TÂCHE A: D'après le texte à lire, en quelle année et dans quelle ville Émile Benveniste est-il mort ?

TEXTE À LIRE:
━━━━━━━━━━━━━━━━━━━━

Émile Benveniste est un linguiste français né à Alep, en Syrie, le 27 mai 1902 et mort à Versailles le 3 octobre 1976. Il s'est illustré par ses travaux dans le domaine de la grammaire comparée des langues indo-européennes, ainsi qu'en linguistique générale.

L'œuvre Les Problèmes de linguistique générale sont deux ouvrages du linguiste français Émile Benveniste, parus en 1966 et 1974. Ils rassemblent une série de 48 articles publiés antérieurement. Les recueils sont considérés par le linguiste Jean-Michel Adam en 1976 comme des « grands textes de la linguistique moderne ». La linguiste Mariagrazia Margaritto fait l'éloge de leur clarté et de leur rigueur méthodologique. Les deux volumes ont connu une grande influence dans le champ des sciences de l'information et de la communication. (source : Wikipedia)

Le texte : 

"L'installation de la "subjectivité" dans le langage crée, dans le langage et, croyons-nous, hors du langage aussi bien, la catégorie de la personne. Elle a en outre des effets très variés dans la structure même des langues, que ce soit dans l'agencement des formes ou dans les relations de la signification. 

Ici nous visons nécessairement des langues particulières, pour illustrer quelques effets du changement de perspective que la "subjectivité" peut introduire.

━━━━━━━━━━━━━━━━━━━━

DONNÉES ENREGISTRÉES:
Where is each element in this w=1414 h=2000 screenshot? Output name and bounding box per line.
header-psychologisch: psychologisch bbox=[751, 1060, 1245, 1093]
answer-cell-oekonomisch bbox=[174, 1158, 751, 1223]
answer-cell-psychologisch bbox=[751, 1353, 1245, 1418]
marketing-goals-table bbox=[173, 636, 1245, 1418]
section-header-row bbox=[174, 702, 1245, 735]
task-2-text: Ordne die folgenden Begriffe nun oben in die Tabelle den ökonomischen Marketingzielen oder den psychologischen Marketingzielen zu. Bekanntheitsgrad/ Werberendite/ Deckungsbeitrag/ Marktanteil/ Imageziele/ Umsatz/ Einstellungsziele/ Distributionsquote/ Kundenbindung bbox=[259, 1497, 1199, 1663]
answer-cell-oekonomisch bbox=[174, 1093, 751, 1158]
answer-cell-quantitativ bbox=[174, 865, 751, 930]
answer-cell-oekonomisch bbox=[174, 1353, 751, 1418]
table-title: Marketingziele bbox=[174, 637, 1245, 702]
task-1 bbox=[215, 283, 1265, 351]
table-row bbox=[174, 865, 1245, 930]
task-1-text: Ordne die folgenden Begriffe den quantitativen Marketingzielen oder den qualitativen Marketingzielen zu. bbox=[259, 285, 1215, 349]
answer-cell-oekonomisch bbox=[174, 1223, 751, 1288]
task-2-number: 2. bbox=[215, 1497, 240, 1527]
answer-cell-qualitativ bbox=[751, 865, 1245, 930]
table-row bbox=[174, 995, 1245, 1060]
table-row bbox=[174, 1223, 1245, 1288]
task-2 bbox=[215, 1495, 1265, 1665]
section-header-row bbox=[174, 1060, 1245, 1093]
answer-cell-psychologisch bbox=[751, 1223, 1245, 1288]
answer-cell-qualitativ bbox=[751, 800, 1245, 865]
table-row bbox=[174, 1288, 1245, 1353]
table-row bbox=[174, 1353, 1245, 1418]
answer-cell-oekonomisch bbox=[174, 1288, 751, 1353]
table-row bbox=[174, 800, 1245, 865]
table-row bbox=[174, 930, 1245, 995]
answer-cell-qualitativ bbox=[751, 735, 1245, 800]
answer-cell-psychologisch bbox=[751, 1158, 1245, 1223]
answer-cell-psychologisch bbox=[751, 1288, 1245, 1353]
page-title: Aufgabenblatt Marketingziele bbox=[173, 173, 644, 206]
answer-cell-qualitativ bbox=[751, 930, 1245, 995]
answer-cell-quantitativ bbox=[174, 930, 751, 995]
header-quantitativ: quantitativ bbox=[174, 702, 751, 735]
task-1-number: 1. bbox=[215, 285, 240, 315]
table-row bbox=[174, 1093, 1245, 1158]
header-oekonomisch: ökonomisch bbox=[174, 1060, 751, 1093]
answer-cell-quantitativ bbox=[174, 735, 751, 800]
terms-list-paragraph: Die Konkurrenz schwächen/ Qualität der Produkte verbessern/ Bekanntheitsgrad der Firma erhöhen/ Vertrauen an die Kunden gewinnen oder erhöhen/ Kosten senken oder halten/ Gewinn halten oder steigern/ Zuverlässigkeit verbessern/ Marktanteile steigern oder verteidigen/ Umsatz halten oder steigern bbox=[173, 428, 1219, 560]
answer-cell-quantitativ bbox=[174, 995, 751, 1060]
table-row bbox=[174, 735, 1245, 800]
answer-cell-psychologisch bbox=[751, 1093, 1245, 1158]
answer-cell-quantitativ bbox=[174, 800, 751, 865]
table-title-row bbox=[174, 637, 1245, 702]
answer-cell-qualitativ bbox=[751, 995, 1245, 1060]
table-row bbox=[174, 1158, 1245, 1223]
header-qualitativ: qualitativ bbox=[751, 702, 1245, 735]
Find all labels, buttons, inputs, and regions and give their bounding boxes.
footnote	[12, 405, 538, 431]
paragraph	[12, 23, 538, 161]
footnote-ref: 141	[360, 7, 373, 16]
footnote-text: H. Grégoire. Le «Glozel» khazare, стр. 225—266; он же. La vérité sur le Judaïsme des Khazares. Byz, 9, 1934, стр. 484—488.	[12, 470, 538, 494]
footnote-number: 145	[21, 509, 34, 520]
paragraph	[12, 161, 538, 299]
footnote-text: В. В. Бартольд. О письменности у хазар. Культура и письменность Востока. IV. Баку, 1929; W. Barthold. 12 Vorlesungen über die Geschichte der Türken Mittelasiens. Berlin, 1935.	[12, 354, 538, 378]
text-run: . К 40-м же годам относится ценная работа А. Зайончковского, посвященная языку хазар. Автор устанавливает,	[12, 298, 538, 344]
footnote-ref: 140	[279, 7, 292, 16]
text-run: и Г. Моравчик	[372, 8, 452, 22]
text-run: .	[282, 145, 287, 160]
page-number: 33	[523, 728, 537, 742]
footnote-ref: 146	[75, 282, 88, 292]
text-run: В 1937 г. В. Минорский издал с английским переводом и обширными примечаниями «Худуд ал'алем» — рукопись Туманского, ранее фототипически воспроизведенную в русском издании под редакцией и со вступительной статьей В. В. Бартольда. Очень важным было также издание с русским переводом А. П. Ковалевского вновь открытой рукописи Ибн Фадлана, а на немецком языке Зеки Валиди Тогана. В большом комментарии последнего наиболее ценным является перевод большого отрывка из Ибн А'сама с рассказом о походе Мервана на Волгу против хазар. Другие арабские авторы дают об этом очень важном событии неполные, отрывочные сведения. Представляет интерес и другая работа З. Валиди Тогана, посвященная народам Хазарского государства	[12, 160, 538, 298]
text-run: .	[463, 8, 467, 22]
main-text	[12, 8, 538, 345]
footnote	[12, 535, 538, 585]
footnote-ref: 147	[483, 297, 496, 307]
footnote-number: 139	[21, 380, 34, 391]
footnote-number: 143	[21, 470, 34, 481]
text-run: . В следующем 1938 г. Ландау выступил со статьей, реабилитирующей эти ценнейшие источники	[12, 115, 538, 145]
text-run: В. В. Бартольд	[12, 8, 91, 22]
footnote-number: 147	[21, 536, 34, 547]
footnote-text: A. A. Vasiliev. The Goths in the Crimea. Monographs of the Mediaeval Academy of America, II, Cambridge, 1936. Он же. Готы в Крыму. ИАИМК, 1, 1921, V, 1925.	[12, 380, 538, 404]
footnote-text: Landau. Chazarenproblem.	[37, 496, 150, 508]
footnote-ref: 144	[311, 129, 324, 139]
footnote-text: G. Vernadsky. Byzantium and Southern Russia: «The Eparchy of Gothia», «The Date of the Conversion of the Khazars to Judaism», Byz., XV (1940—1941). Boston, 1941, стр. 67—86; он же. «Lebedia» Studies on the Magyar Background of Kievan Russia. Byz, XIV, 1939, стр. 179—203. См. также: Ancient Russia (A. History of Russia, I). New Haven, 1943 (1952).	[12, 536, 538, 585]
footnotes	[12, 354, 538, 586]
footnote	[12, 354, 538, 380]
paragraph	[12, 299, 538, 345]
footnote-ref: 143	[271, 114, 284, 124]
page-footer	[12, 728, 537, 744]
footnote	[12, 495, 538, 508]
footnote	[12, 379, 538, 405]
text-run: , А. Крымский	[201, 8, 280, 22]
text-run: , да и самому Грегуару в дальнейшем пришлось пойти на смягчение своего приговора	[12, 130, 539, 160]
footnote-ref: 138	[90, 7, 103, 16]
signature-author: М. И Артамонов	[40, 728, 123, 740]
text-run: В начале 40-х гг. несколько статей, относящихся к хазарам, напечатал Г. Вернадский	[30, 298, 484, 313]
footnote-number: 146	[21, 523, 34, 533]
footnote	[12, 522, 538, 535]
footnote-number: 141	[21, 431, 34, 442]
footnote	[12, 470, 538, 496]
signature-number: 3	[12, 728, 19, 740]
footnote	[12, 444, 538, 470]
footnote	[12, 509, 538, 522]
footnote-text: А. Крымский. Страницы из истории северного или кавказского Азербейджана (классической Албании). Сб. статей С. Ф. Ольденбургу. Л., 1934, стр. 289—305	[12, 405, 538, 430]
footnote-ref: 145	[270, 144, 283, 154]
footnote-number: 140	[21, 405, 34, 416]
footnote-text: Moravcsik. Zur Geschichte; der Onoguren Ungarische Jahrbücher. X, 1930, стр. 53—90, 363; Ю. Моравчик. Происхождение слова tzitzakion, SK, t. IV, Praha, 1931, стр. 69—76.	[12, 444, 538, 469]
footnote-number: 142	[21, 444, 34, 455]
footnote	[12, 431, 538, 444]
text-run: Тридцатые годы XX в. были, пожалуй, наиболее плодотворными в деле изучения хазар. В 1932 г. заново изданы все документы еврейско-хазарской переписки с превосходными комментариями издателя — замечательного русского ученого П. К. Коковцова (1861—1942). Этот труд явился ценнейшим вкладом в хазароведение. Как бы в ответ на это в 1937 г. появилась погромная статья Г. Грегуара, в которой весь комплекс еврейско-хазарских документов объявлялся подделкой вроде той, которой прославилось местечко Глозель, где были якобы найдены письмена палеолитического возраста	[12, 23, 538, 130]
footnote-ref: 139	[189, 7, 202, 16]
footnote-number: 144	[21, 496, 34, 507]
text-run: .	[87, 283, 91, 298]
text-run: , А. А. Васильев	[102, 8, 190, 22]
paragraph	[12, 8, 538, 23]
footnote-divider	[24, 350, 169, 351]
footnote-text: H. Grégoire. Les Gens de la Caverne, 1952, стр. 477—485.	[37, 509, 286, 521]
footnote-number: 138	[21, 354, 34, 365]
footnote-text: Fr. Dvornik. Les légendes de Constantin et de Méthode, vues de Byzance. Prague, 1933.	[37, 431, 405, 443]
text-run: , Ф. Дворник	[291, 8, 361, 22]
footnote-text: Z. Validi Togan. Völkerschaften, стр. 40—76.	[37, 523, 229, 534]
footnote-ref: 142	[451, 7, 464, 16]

━━━━━━━━━━━━━━━━━━━━

TÂCHE B: Mettez à jour les lignes des enregistrements allant du début des enregistrements jusqu'à la ligne contenant "section-header-row bbox=[174, 702, 1245, 735]", bornes incluses, en remplaçant "marketing-goals-table" par "marketing-objectives-table". Ne redonnez que ces lignes, sans rien changer d'autre.

RÉPONSE COMPLÈTE A: Il est mort à Versailles, en 1976.

RÉPONSE COMPLÈTE B:
Where is each element in this w=1414 h=2000 screenshot? Output name and bounding box per line.
header-psychologisch: psychologisch bbox=[751, 1060, 1245, 1093]
answer-cell-oekonomisch bbox=[174, 1158, 751, 1223]
answer-cell-psychologisch bbox=[751, 1353, 1245, 1418]
marketing-objectives-table bbox=[173, 636, 1245, 1418]
section-header-row bbox=[174, 702, 1245, 735]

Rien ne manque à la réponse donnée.